The problem:
Restate the listing below word for word, omitting any images.

Records to use:

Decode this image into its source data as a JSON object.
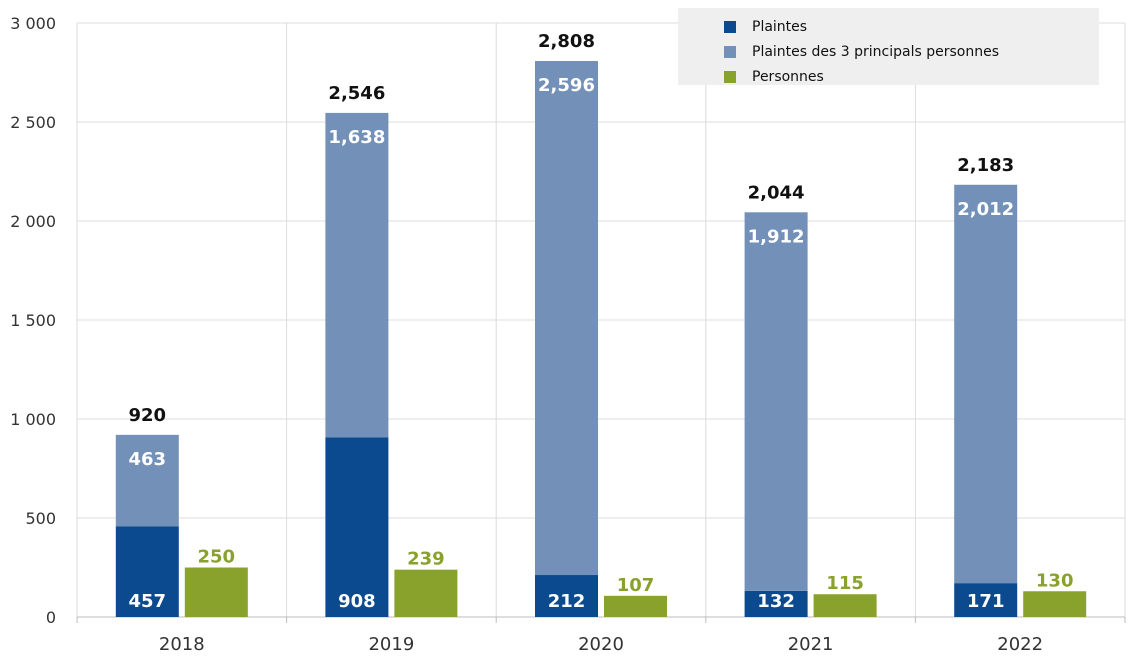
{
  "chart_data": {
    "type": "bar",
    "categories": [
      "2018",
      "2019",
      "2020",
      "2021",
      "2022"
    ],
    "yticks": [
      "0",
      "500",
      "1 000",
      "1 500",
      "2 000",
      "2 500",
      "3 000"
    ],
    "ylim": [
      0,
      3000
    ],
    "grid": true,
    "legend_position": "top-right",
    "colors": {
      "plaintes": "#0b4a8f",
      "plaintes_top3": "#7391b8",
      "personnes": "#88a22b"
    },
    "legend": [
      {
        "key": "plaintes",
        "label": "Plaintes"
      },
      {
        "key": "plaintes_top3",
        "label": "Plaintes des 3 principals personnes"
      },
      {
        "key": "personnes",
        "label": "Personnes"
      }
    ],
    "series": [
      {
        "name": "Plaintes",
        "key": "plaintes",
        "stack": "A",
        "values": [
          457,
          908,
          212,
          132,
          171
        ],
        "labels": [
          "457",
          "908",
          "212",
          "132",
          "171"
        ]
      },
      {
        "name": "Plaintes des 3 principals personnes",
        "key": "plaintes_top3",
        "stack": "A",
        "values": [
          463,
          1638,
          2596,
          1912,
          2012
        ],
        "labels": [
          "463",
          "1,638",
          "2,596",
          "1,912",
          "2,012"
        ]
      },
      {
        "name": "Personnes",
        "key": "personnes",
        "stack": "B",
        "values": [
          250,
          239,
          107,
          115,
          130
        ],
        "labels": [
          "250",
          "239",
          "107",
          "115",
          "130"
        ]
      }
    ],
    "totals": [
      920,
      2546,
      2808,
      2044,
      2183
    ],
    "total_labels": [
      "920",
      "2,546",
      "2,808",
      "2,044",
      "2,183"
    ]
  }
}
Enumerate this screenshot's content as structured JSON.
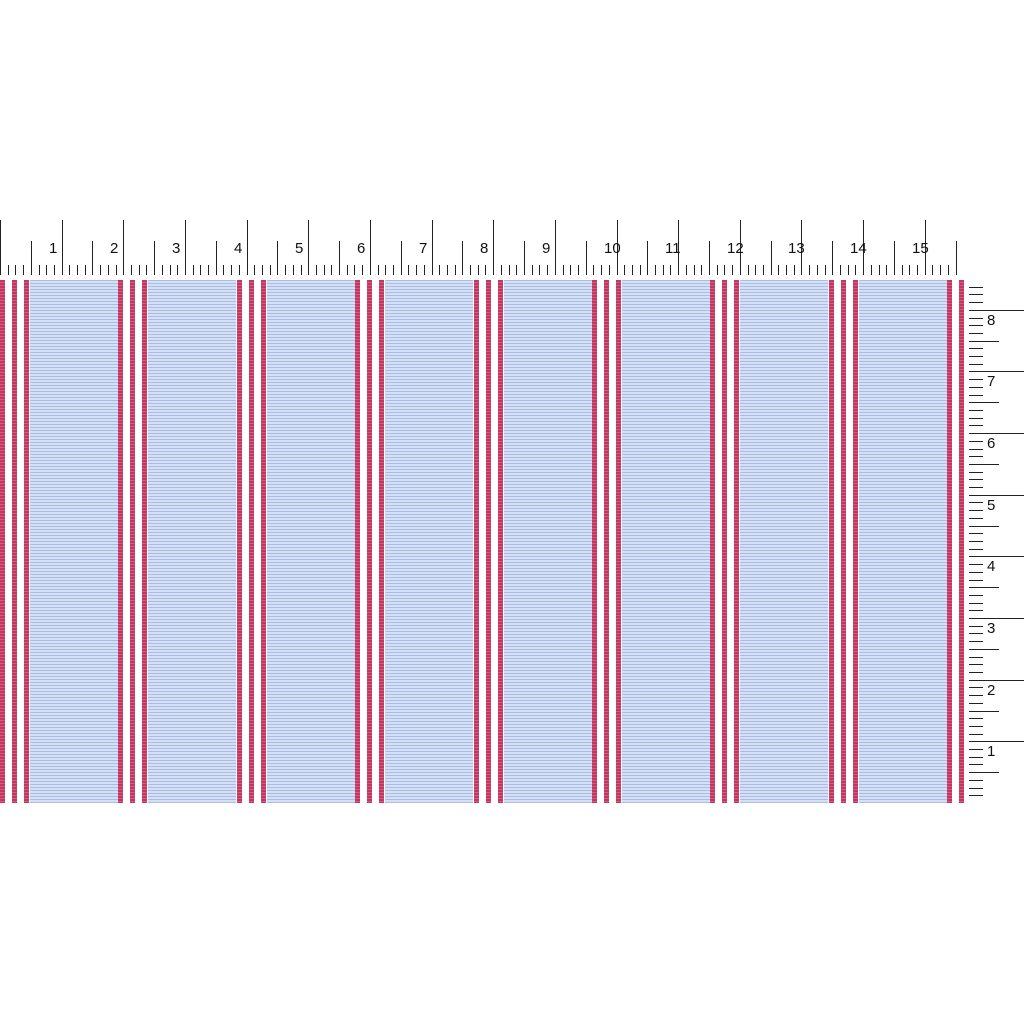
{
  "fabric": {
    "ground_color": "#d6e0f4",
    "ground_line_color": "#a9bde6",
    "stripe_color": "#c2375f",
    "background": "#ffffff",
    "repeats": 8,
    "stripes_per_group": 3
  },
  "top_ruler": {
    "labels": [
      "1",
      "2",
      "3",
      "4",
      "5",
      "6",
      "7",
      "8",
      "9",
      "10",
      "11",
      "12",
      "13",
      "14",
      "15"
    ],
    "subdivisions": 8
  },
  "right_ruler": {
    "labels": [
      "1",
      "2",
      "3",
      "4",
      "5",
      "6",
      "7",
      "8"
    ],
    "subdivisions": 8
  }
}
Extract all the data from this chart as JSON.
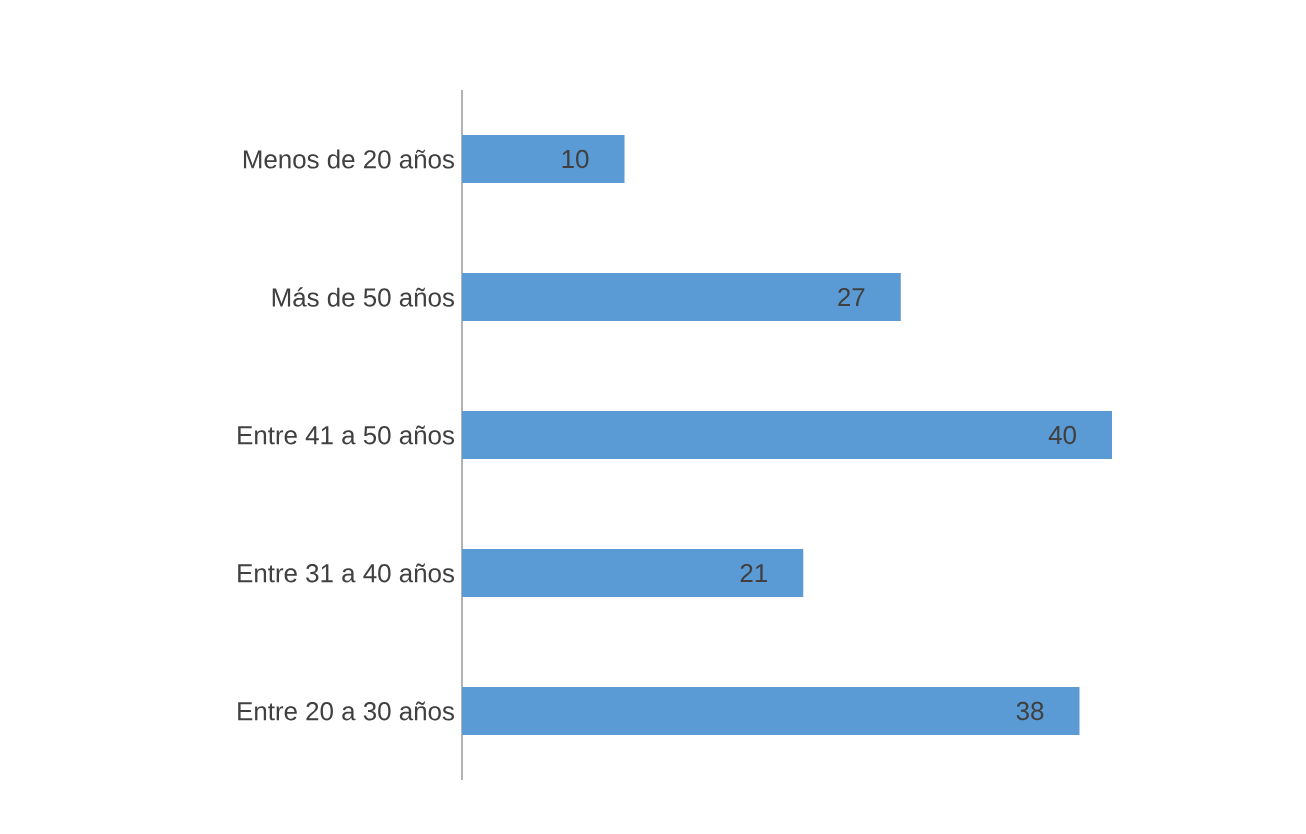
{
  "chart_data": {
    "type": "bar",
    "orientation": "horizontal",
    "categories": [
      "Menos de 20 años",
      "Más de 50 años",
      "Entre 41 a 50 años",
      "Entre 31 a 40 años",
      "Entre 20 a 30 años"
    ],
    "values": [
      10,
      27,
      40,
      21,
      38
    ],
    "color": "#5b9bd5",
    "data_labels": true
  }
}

Response to the exercise:
Decode this image into its source data as a JSON object.
{
  "chart_data": {
    "type": "bar",
    "categories": [
      "2018",
      "2019",
      "2020",
      "2021",
      "2022"
    ],
    "yticks": [
      "0",
      "500",
      "1 000",
      "1 500",
      "2 000",
      "2 500",
      "3 000"
    ],
    "ylim": [
      0,
      3000
    ],
    "grid": true,
    "legend_position": "top-right",
    "colors": {
      "plaintes": "#0b4a8f",
      "plaintes_top3": "#7391b8",
      "personnes": "#88a22b"
    },
    "legend": [
      {
        "key": "plaintes",
        "label": "Plaintes"
      },
      {
        "key": "plaintes_top3",
        "label": "Plaintes des 3 principals personnes"
      },
      {
        "key": "personnes",
        "label": "Personnes"
      }
    ],
    "series": [
      {
        "name": "Plaintes",
        "key": "plaintes",
        "stack": "A",
        "values": [
          457,
          908,
          212,
          132,
          171
        ],
        "labels": [
          "457",
          "908",
          "212",
          "132",
          "171"
        ]
      },
      {
        "name": "Plaintes des 3 principals personnes",
        "key": "plaintes_top3",
        "stack": "A",
        "values": [
          463,
          1638,
          2596,
          1912,
          2012
        ],
        "labels": [
          "463",
          "1,638",
          "2,596",
          "1,912",
          "2,012"
        ]
      },
      {
        "name": "Personnes",
        "key": "personnes",
        "stack": "B",
        "values": [
          250,
          239,
          107,
          115,
          130
        ],
        "labels": [
          "250",
          "239",
          "107",
          "115",
          "130"
        ]
      }
    ],
    "totals": [
      920,
      2546,
      2808,
      2044,
      2183
    ],
    "total_labels": [
      "920",
      "2,546",
      "2,808",
      "2,044",
      "2,183"
    ]
  }
}
Enumerate this screenshot's content as structured JSON.
{
  "fabric": {
    "ground_color": "#d6e0f4",
    "ground_line_color": "#a9bde6",
    "stripe_color": "#c2375f",
    "background": "#ffffff",
    "repeats": 8,
    "stripes_per_group": 3
  },
  "top_ruler": {
    "labels": [
      "1",
      "2",
      "3",
      "4",
      "5",
      "6",
      "7",
      "8",
      "9",
      "10",
      "11",
      "12",
      "13",
      "14",
      "15"
    ],
    "subdivisions": 8
  },
  "right_ruler": {
    "labels": [
      "1",
      "2",
      "3",
      "4",
      "5",
      "6",
      "7",
      "8"
    ],
    "subdivisions": 8
  }
}
Extract all the data from this chart as JSON.
{
  "chart_data": {
    "type": "bar",
    "orientation": "horizontal",
    "categories": [
      "Menos de 20 años",
      "Más de 50 años",
      "Entre 41 a 50 años",
      "Entre 31 a 40 años",
      "Entre 20 a 30 años"
    ],
    "values": [
      10,
      27,
      40,
      21,
      38
    ],
    "color": "#5b9bd5",
    "data_labels": true
  }
}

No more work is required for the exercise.